# Excerpted data
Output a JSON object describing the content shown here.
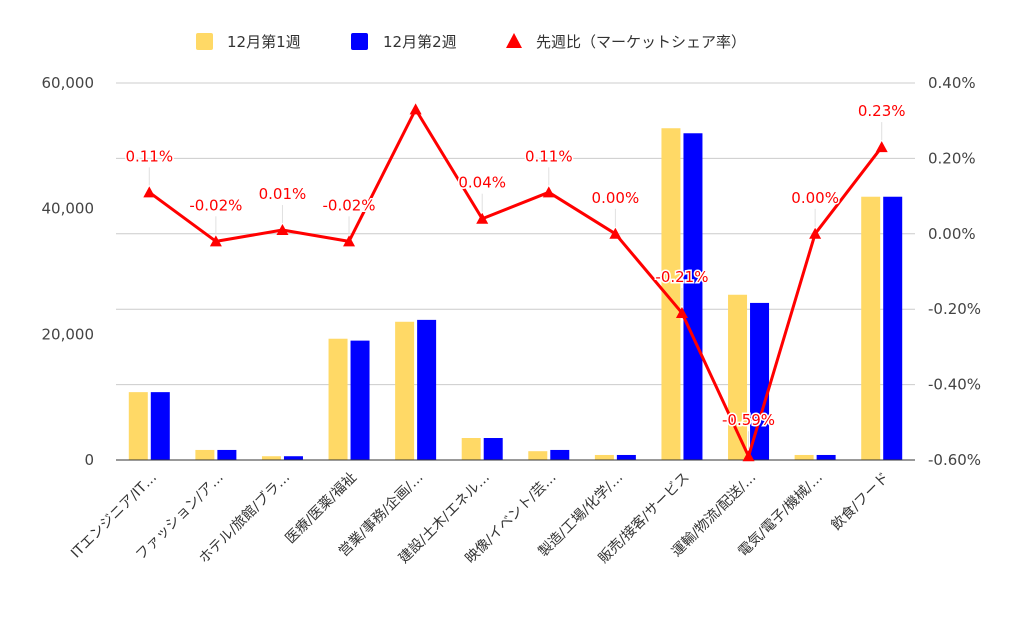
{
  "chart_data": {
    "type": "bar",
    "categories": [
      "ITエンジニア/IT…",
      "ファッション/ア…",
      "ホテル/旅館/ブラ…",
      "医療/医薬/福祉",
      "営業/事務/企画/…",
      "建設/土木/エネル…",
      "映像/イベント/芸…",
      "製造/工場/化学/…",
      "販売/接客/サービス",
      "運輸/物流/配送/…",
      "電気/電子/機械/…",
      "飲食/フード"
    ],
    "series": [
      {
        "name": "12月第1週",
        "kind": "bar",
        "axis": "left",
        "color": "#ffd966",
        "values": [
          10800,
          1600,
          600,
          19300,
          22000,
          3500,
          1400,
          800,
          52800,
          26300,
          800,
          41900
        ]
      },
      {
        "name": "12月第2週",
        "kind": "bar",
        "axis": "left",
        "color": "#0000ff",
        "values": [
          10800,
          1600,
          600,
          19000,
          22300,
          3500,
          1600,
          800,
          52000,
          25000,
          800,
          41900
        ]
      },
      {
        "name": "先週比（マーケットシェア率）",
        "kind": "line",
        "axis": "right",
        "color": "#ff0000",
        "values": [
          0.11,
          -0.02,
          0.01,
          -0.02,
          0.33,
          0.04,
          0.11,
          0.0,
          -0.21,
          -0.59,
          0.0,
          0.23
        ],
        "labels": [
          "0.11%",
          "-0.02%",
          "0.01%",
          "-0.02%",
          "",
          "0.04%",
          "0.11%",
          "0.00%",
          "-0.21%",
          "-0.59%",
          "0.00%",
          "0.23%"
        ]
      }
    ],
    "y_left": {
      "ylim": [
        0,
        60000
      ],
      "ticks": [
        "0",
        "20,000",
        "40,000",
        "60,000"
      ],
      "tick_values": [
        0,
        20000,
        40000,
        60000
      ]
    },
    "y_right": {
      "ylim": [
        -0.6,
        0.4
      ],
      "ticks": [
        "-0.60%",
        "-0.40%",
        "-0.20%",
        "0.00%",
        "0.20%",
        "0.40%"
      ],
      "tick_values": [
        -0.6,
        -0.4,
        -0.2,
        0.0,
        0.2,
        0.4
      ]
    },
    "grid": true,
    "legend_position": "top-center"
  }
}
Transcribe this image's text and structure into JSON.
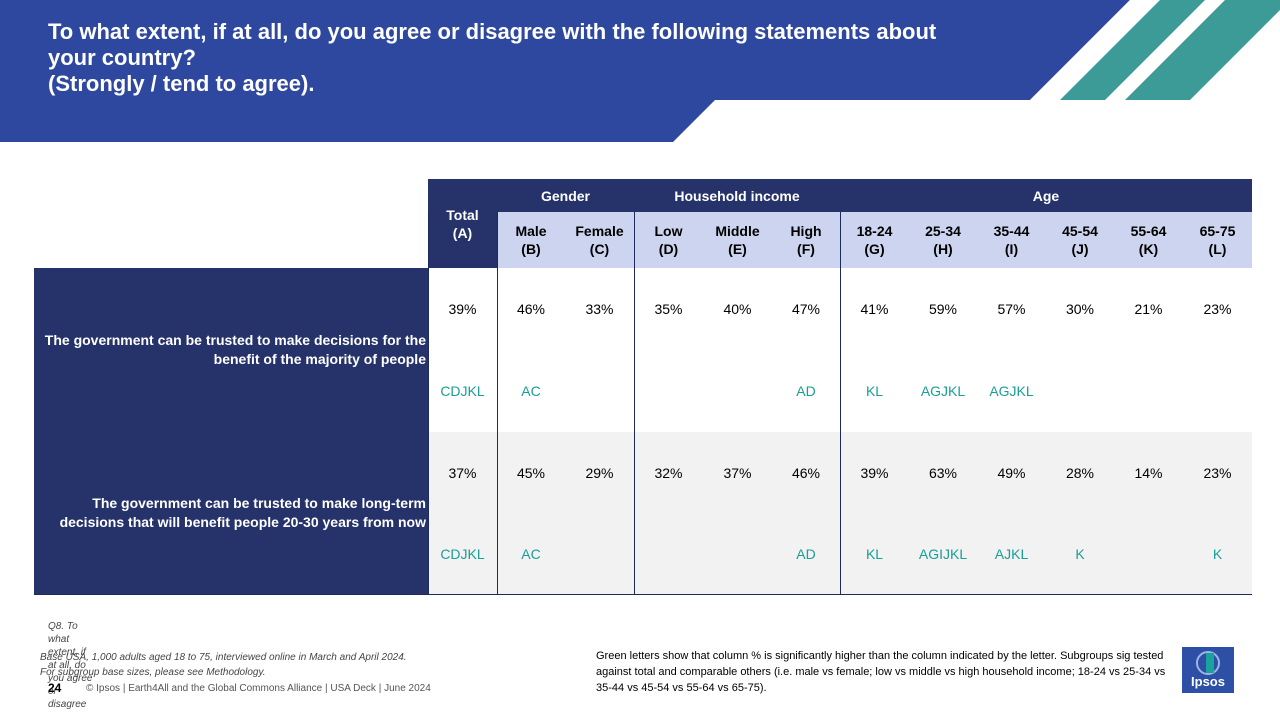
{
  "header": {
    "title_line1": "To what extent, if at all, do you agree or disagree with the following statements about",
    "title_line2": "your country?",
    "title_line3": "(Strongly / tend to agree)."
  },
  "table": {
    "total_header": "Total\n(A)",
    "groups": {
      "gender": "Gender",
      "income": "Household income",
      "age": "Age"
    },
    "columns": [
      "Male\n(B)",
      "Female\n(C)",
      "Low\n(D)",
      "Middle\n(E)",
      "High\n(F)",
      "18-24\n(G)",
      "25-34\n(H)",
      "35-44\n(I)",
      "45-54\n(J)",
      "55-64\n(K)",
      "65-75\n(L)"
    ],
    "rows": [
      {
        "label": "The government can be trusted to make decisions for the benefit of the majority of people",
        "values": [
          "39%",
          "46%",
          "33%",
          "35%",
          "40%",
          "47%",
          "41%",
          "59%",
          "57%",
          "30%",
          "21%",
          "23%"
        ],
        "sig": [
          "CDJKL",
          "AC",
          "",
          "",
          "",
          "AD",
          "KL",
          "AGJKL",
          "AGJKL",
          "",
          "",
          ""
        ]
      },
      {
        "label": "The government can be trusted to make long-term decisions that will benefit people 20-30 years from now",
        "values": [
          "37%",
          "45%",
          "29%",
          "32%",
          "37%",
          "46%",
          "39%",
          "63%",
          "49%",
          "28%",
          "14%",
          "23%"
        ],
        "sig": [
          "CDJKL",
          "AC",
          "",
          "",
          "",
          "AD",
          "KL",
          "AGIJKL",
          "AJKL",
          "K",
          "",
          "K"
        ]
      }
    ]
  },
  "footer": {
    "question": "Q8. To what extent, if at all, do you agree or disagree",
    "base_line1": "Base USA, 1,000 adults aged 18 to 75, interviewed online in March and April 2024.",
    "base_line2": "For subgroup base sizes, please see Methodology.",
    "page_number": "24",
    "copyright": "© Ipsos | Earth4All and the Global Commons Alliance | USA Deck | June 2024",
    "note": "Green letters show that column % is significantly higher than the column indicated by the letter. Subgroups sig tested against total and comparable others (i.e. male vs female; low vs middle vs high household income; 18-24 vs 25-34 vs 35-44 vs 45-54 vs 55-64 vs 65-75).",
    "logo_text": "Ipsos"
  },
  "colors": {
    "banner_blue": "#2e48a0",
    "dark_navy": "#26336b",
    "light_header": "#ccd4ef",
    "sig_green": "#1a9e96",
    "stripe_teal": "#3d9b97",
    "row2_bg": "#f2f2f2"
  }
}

# What you will do
Copy out all the entries exactly. Images stay out of the copy.

# Answer to the task
Output a JSON object describing the content shown here.
{
  "chart_data": {
    "type": "bar",
    "categories": [
      "ITエンジニア/IT…",
      "ファッション/ア…",
      "ホテル/旅館/ブラ…",
      "医療/医薬/福祉",
      "営業/事務/企画/…",
      "建設/土木/エネル…",
      "映像/イベント/芸…",
      "製造/工場/化学/…",
      "販売/接客/サービス",
      "運輸/物流/配送/…",
      "電気/電子/機械/…",
      "飲食/フード"
    ],
    "series": [
      {
        "name": "12月第1週",
        "kind": "bar",
        "axis": "left",
        "color": "#ffd966",
        "values": [
          10800,
          1600,
          600,
          19300,
          22000,
          3500,
          1400,
          800,
          52800,
          26300,
          800,
          41900
        ]
      },
      {
        "name": "12月第2週",
        "kind": "bar",
        "axis": "left",
        "color": "#0000ff",
        "values": [
          10800,
          1600,
          600,
          19000,
          22300,
          3500,
          1600,
          800,
          52000,
          25000,
          800,
          41900
        ]
      },
      {
        "name": "先週比（マーケットシェア率）",
        "kind": "line",
        "axis": "right",
        "color": "#ff0000",
        "values": [
          0.11,
          -0.02,
          0.01,
          -0.02,
          0.33,
          0.04,
          0.11,
          0.0,
          -0.21,
          -0.59,
          0.0,
          0.23
        ],
        "labels": [
          "0.11%",
          "-0.02%",
          "0.01%",
          "-0.02%",
          "",
          "0.04%",
          "0.11%",
          "0.00%",
          "-0.21%",
          "-0.59%",
          "0.00%",
          "0.23%"
        ]
      }
    ],
    "y_left": {
      "ylim": [
        0,
        60000
      ],
      "ticks": [
        "0",
        "20,000",
        "40,000",
        "60,000"
      ],
      "tick_values": [
        0,
        20000,
        40000,
        60000
      ]
    },
    "y_right": {
      "ylim": [
        -0.6,
        0.4
      ],
      "ticks": [
        "-0.60%",
        "-0.40%",
        "-0.20%",
        "0.00%",
        "0.20%",
        "0.40%"
      ],
      "tick_values": [
        -0.6,
        -0.4,
        -0.2,
        0.0,
        0.2,
        0.4
      ]
    },
    "grid": true,
    "legend_position": "top-center"
  }
}
Transcribe this image's text and structure into JSON.
{
  "header": {
    "title_line1": "To what extent, if at all, do you agree or disagree with the following statements about",
    "title_line2": "your country?",
    "title_line3": "(Strongly / tend to agree)."
  },
  "table": {
    "total_header": "Total\n(A)",
    "groups": {
      "gender": "Gender",
      "income": "Household income",
      "age": "Age"
    },
    "columns": [
      "Male\n(B)",
      "Female\n(C)",
      "Low\n(D)",
      "Middle\n(E)",
      "High\n(F)",
      "18-24\n(G)",
      "25-34\n(H)",
      "35-44\n(I)",
      "45-54\n(J)",
      "55-64\n(K)",
      "65-75\n(L)"
    ],
    "rows": [
      {
        "label": "The government can be trusted to make decisions for the benefit of the majority of people",
        "values": [
          "39%",
          "46%",
          "33%",
          "35%",
          "40%",
          "47%",
          "41%",
          "59%",
          "57%",
          "30%",
          "21%",
          "23%"
        ],
        "sig": [
          "CDJKL",
          "AC",
          "",
          "",
          "",
          "AD",
          "KL",
          "AGJKL",
          "AGJKL",
          "",
          "",
          ""
        ]
      },
      {
        "label": "The government can be trusted to make long-term decisions that will benefit people 20-30 years from now",
        "values": [
          "37%",
          "45%",
          "29%",
          "32%",
          "37%",
          "46%",
          "39%",
          "63%",
          "49%",
          "28%",
          "14%",
          "23%"
        ],
        "sig": [
          "CDJKL",
          "AC",
          "",
          "",
          "",
          "AD",
          "KL",
          "AGIJKL",
          "AJKL",
          "K",
          "",
          "K"
        ]
      }
    ]
  },
  "footer": {
    "question": "Q8. To what extent, if at all, do you agree or disagree",
    "base_line1": "Base USA, 1,000 adults aged 18 to 75, interviewed online in March and April 2024.",
    "base_line2": "For subgroup base sizes, please see Methodology.",
    "page_number": "24",
    "copyright": "© Ipsos | Earth4All and the Global Commons Alliance | USA Deck | June 2024",
    "note": "Green letters show that column % is significantly higher than the column indicated by the letter. Subgroups sig tested against total and comparable others (i.e. male vs female; low vs middle vs high household income; 18-24 vs 25-34 vs 35-44 vs 45-54 vs 55-64 vs 65-75).",
    "logo_text": "Ipsos"
  },
  "colors": {
    "banner_blue": "#2e48a0",
    "dark_navy": "#26336b",
    "light_header": "#ccd4ef",
    "sig_green": "#1a9e96",
    "stripe_teal": "#3d9b97",
    "row2_bg": "#f2f2f2"
  }
}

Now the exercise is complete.